[Saved data entries]
****************
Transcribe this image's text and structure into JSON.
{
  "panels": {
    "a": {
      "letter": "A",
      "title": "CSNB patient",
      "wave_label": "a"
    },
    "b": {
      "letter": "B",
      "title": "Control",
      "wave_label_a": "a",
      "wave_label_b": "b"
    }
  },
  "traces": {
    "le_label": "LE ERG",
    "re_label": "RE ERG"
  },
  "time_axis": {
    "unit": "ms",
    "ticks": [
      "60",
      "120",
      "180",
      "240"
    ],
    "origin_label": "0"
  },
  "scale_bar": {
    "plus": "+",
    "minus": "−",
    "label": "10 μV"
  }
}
****************
* _YOUR TASK_: Output the listing above exactly as it appears.

* _CORRECT RESPONSE_:
Transcribe this image's text and structure into JSON.
{
  "panels": {
    "a": {
      "letter": "A",
      "title": "CSNB patient",
      "wave_label": "a"
    },
    "b": {
      "letter": "B",
      "title": "Control",
      "wave_label_a": "a",
      "wave_label_b": "b"
    }
  },
  "traces": {
    "le_label": "LE ERG",
    "re_label": "RE ERG"
  },
  "time_axis": {
    "unit": "ms",
    "ticks": [
      "60",
      "120",
      "180",
      "240"
    ],
    "origin_label": "0"
  },
  "scale_bar": {
    "plus": "+",
    "minus": "−",
    "label": "10 μV"
  }
}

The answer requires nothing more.